● **RECORDS SUPPLIED**
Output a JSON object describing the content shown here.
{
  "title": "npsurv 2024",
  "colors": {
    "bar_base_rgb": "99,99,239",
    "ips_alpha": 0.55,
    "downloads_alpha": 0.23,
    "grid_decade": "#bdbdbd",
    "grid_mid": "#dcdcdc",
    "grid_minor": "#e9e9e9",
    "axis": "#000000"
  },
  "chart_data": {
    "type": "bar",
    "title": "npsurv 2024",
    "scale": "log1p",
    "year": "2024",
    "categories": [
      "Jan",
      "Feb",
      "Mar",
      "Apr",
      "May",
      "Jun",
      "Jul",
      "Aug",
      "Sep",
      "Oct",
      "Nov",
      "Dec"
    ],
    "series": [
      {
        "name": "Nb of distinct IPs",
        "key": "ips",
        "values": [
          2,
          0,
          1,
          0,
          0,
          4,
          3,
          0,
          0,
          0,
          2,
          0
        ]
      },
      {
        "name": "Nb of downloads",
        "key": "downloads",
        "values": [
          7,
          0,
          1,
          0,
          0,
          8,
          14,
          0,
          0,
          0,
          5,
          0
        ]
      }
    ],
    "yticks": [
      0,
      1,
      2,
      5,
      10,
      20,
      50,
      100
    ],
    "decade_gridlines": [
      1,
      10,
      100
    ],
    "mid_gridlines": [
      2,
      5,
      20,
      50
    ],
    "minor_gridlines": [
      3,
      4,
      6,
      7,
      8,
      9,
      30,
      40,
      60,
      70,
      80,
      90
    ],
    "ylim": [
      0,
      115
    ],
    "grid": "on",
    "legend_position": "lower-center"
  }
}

● **THE EXERCISE**
Take the entries and copy them out exactly.

● **RESULT OF THIS TASK**
Output a JSON object describing the content shown here.
{
  "title": "npsurv 2024",
  "colors": {
    "bar_base_rgb": "99,99,239",
    "ips_alpha": 0.55,
    "downloads_alpha": 0.23,
    "grid_decade": "#bdbdbd",
    "grid_mid": "#dcdcdc",
    "grid_minor": "#e9e9e9",
    "axis": "#000000"
  },
  "chart_data": {
    "type": "bar",
    "title": "npsurv 2024",
    "scale": "log1p",
    "year": "2024",
    "categories": [
      "Jan",
      "Feb",
      "Mar",
      "Apr",
      "May",
      "Jun",
      "Jul",
      "Aug",
      "Sep",
      "Oct",
      "Nov",
      "Dec"
    ],
    "series": [
      {
        "name": "Nb of distinct IPs",
        "key": "ips",
        "values": [
          2,
          0,
          1,
          0,
          0,
          4,
          3,
          0,
          0,
          0,
          2,
          0
        ]
      },
      {
        "name": "Nb of downloads",
        "key": "downloads",
        "values": [
          7,
          0,
          1,
          0,
          0,
          8,
          14,
          0,
          0,
          0,
          5,
          0
        ]
      }
    ],
    "yticks": [
      0,
      1,
      2,
      5,
      10,
      20,
      50,
      100
    ],
    "decade_gridlines": [
      1,
      10,
      100
    ],
    "mid_gridlines": [
      2,
      5,
      20,
      50
    ],
    "minor_gridlines": [
      3,
      4,
      6,
      7,
      8,
      9,
      30,
      40,
      60,
      70,
      80,
      90
    ],
    "ylim": [
      0,
      115
    ],
    "grid": "on",
    "legend_position": "lower-center"
  }
}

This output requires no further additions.